▽

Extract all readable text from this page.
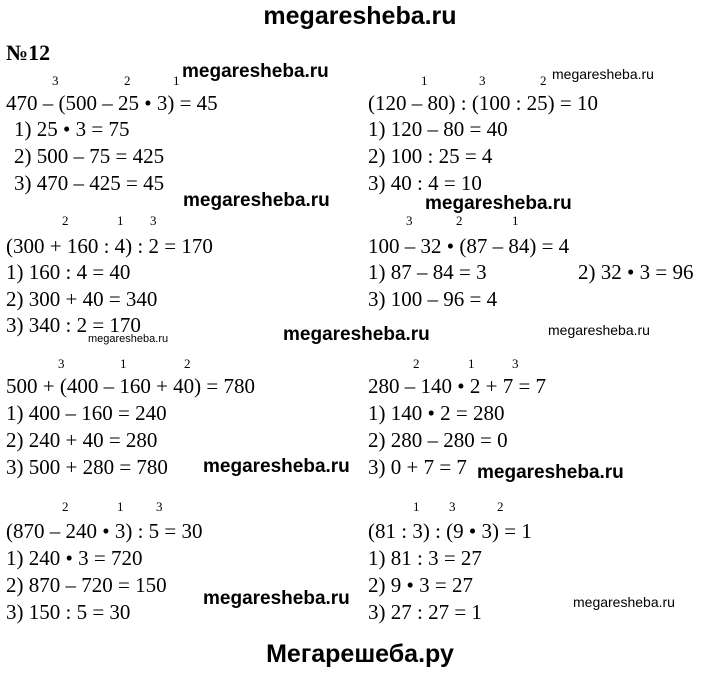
megaresheba.ru
№12
3	2	1
470 – (500 – 25 • 3) = 45
1) 25 • 3 = 75
2) 500 – 75 = 425
3) 470 – 425 = 45
1	3	2
(120 – 80) : (100 : 25) = 10
1) 120 – 80 = 40
2) 100 : 25 = 4
3) 40 : 4 = 10
2	1 3
(300 + 160 : 4) : 2 = 170
1) 160 : 4 = 40
2) 300 + 40 = 340
3) 340 : 2 = 170
3	2	1
100 – 32 • (87 – 84) = 4
1) 87 – 84 = 3	2) 32 • 3 = 96
3) 100 – 96 = 4
3	1	2
500 + (400 – 160 + 40) = 780
1) 400 – 160 = 240
2) 240 + 40 = 280
3) 500 + 280 = 780
2	1	3
280 – 140 • 2 + 7 = 7
1) 140 • 2 = 280
2) 280 – 280 = 0
3) 0 + 7 = 7
2	1	3
(870 – 240 • 3) : 5 = 30
1) 240 • 3 = 720
2) 870 – 720 = 150
3) 150 : 5 = 30
1 3	2
(81 : 3) : (9 • 3) = 1
1) 81 : 3 = 27
2) 9 • 3 = 27
3) 27 : 27 = 1
megaresheba.ru	megaresheba.ru
megaresheba.ru	megaresheba.ru
megaresheba.ru	megaresheba.ru	megaresheba.ru
megaresheba.ru	megaresheba.ru
megaresheba.ru	megaresheba.ru
Мегарешеба.ру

△

Task to complete – Without the pictures, write out every entry precisely as it appears.

Output for this exercise –
Extract all readable text from this page.
megaresheba.ru
№12
3	2	1
470 – (500 – 25 • 3) = 45
1) 25 • 3 = 75
2) 500 – 75 = 425
3) 470 – 425 = 45
1	3	2
(120 – 80) : (100 : 25) = 10
1) 120 – 80 = 40
2) 100 : 25 = 4
3) 40 : 4 = 10
2	1 3
(300 + 160 : 4) : 2 = 170
1) 160 : 4 = 40
2) 300 + 40 = 340
3) 340 : 2 = 170
3	2	1
100 – 32 • (87 – 84) = 4
1) 87 – 84 = 3	2) 32 • 3 = 96
3) 100 – 96 = 4
3	1	2
500 + (400 – 160 + 40) = 780
1) 400 – 160 = 240
2) 240 + 40 = 280
3) 500 + 280 = 780
2	1	3
280 – 140 • 2 + 7 = 7
1) 140 • 2 = 280
2) 280 – 280 = 0
3) 0 + 7 = 7
2	1	3
(870 – 240 • 3) : 5 = 30
1) 240 • 3 = 720
2) 870 – 720 = 150
3) 150 : 5 = 30
1 3	2
(81 : 3) : (9 • 3) = 1
1) 81 : 3 = 27
2) 9 • 3 = 27
3) 27 : 27 = 1
megaresheba.ru	megaresheba.ru
megaresheba.ru	megaresheba.ru
megaresheba.ru	megaresheba.ru	megaresheba.ru
megaresheba.ru	megaresheba.ru
megaresheba.ru	megaresheba.ru
Мегарешеба.ру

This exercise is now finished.